**RECORDS FOR THIS TASK**

○ ○ ○ ○ ○

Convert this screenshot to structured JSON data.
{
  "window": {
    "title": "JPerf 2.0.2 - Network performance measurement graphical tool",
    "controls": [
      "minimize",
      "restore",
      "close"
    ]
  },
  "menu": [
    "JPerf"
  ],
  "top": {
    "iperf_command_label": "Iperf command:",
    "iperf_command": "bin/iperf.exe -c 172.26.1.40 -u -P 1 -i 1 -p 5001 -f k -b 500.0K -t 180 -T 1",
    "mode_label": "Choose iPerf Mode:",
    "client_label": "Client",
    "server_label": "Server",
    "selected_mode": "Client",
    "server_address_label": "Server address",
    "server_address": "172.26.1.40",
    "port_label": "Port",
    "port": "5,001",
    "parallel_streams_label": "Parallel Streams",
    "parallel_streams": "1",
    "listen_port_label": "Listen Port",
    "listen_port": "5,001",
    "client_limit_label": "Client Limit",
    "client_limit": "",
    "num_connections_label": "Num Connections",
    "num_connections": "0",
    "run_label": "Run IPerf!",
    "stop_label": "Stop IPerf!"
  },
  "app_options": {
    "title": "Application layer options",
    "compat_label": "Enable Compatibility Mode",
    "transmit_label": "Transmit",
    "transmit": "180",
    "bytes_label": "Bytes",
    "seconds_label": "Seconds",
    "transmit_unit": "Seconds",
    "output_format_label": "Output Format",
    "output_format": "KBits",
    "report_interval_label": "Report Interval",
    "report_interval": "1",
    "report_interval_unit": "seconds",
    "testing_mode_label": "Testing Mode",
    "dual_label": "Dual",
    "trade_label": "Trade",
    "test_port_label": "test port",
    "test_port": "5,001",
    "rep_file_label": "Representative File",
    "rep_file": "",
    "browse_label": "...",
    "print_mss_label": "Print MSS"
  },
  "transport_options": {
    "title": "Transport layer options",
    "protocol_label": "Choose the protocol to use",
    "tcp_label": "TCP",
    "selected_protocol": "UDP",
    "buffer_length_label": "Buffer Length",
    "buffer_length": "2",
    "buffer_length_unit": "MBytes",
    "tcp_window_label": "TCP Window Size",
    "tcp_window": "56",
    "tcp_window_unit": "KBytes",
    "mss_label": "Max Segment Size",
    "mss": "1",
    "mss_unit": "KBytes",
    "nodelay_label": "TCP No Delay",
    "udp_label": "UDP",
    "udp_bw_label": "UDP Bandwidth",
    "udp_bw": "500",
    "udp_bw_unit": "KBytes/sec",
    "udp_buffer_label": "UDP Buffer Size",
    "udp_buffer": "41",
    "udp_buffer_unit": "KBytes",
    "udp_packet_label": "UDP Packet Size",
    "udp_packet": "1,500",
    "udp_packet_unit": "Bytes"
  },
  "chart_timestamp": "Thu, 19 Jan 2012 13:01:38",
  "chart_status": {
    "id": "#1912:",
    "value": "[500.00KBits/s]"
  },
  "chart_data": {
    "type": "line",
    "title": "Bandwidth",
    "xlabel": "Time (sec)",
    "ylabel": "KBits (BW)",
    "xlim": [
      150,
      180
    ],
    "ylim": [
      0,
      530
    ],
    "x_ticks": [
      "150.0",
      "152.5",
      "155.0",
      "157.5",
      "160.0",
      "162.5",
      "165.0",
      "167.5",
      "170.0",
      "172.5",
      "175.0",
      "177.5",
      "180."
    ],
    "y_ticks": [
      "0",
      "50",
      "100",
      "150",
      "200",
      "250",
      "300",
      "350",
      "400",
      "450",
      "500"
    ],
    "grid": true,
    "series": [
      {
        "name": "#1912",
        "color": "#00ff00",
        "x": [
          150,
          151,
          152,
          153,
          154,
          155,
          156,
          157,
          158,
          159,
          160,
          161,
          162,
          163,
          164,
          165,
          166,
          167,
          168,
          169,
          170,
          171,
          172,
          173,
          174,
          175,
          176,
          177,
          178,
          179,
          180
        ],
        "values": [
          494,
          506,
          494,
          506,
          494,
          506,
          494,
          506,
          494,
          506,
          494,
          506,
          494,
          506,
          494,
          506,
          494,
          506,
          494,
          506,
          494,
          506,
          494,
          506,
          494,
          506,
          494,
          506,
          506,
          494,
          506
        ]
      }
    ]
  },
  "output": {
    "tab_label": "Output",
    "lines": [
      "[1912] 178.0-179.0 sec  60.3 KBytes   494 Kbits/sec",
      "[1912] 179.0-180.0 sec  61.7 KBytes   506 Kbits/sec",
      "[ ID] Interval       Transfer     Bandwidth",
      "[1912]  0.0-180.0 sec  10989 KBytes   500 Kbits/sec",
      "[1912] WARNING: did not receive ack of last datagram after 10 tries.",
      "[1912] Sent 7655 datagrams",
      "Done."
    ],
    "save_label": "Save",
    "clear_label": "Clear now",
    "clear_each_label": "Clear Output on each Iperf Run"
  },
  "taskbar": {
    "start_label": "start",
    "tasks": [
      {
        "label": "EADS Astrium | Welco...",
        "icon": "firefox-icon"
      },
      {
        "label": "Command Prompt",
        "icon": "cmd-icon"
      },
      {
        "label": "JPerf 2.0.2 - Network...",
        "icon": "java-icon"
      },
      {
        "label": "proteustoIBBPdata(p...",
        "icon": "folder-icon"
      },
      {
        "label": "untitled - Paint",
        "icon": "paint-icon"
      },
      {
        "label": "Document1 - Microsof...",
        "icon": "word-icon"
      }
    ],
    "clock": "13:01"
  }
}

○ ○ ○ ○ ○

**STATED PROBLEM**
Every record should be given again exactly.

**TASK OUTPUT**
Convert this screenshot to structured JSON data.
{
  "window": {
    "title": "JPerf 2.0.2 - Network performance measurement graphical tool",
    "controls": [
      "minimize",
      "restore",
      "close"
    ]
  },
  "menu": [
    "JPerf"
  ],
  "top": {
    "iperf_command_label": "Iperf command:",
    "iperf_command": "bin/iperf.exe -c 172.26.1.40 -u -P 1 -i 1 -p 5001 -f k -b 500.0K -t 180 -T 1",
    "mode_label": "Choose iPerf Mode:",
    "client_label": "Client",
    "server_label": "Server",
    "selected_mode": "Client",
    "server_address_label": "Server address",
    "server_address": "172.26.1.40",
    "port_label": "Port",
    "port": "5,001",
    "parallel_streams_label": "Parallel Streams",
    "parallel_streams": "1",
    "listen_port_label": "Listen Port",
    "listen_port": "5,001",
    "client_limit_label": "Client Limit",
    "client_limit": "",
    "num_connections_label": "Num Connections",
    "num_connections": "0",
    "run_label": "Run IPerf!",
    "stop_label": "Stop IPerf!"
  },
  "app_options": {
    "title": "Application layer options",
    "compat_label": "Enable Compatibility Mode",
    "transmit_label": "Transmit",
    "transmit": "180",
    "bytes_label": "Bytes",
    "seconds_label": "Seconds",
    "transmit_unit": "Seconds",
    "output_format_label": "Output Format",
    "output_format": "KBits",
    "report_interval_label": "Report Interval",
    "report_interval": "1",
    "report_interval_unit": "seconds",
    "testing_mode_label": "Testing Mode",
    "dual_label": "Dual",
    "trade_label": "Trade",
    "test_port_label": "test port",
    "test_port": "5,001",
    "rep_file_label": "Representative File",
    "rep_file": "",
    "browse_label": "...",
    "print_mss_label": "Print MSS"
  },
  "transport_options": {
    "title": "Transport layer options",
    "protocol_label": "Choose the protocol to use",
    "tcp_label": "TCP",
    "selected_protocol": "UDP",
    "buffer_length_label": "Buffer Length",
    "buffer_length": "2",
    "buffer_length_unit": "MBytes",
    "tcp_window_label": "TCP Window Size",
    "tcp_window": "56",
    "tcp_window_unit": "KBytes",
    "mss_label": "Max Segment Size",
    "mss": "1",
    "mss_unit": "KBytes",
    "nodelay_label": "TCP No Delay",
    "udp_label": "UDP",
    "udp_bw_label": "UDP Bandwidth",
    "udp_bw": "500",
    "udp_bw_unit": "KBytes/sec",
    "udp_buffer_label": "UDP Buffer Size",
    "udp_buffer": "41",
    "udp_buffer_unit": "KBytes",
    "udp_packet_label": "UDP Packet Size",
    "udp_packet": "1,500",
    "udp_packet_unit": "Bytes"
  },
  "chart_timestamp": "Thu, 19 Jan 2012 13:01:38",
  "chart_status": {
    "id": "#1912:",
    "value": "[500.00KBits/s]"
  },
  "chart_data": {
    "type": "line",
    "title": "Bandwidth",
    "xlabel": "Time (sec)",
    "ylabel": "KBits (BW)",
    "xlim": [
      150,
      180
    ],
    "ylim": [
      0,
      530
    ],
    "x_ticks": [
      "150.0",
      "152.5",
      "155.0",
      "157.5",
      "160.0",
      "162.5",
      "165.0",
      "167.5",
      "170.0",
      "172.5",
      "175.0",
      "177.5",
      "180."
    ],
    "y_ticks": [
      "0",
      "50",
      "100",
      "150",
      "200",
      "250",
      "300",
      "350",
      "400",
      "450",
      "500"
    ],
    "grid": true,
    "series": [
      {
        "name": "#1912",
        "color": "#00ff00",
        "x": [
          150,
          151,
          152,
          153,
          154,
          155,
          156,
          157,
          158,
          159,
          160,
          161,
          162,
          163,
          164,
          165,
          166,
          167,
          168,
          169,
          170,
          171,
          172,
          173,
          174,
          175,
          176,
          177,
          178,
          179,
          180
        ],
        "values": [
          494,
          506,
          494,
          506,
          494,
          506,
          494,
          506,
          494,
          506,
          494,
          506,
          494,
          506,
          494,
          506,
          494,
          506,
          494,
          506,
          494,
          506,
          494,
          506,
          494,
          506,
          494,
          506,
          506,
          494,
          506
        ]
      }
    ]
  },
  "output": {
    "tab_label": "Output",
    "lines": [
      "[1912] 178.0-179.0 sec  60.3 KBytes   494 Kbits/sec",
      "[1912] 179.0-180.0 sec  61.7 KBytes   506 Kbits/sec",
      "[ ID] Interval       Transfer     Bandwidth",
      "[1912]  0.0-180.0 sec  10989 KBytes   500 Kbits/sec",
      "[1912] WARNING: did not receive ack of last datagram after 10 tries.",
      "[1912] Sent 7655 datagrams",
      "Done."
    ],
    "save_label": "Save",
    "clear_label": "Clear now",
    "clear_each_label": "Clear Output on each Iperf Run"
  },
  "taskbar": {
    "start_label": "start",
    "tasks": [
      {
        "label": "EADS Astrium | Welco...",
        "icon": "firefox-icon"
      },
      {
        "label": "Command Prompt",
        "icon": "cmd-icon"
      },
      {
        "label": "JPerf 2.0.2 - Network...",
        "icon": "java-icon"
      },
      {
        "label": "proteustoIBBPdata(p...",
        "icon": "folder-icon"
      },
      {
        "label": "untitled - Paint",
        "icon": "paint-icon"
      },
      {
        "label": "Document1 - Microsof...",
        "icon": "word-icon"
      }
    ],
    "clock": "13:01"
  }
}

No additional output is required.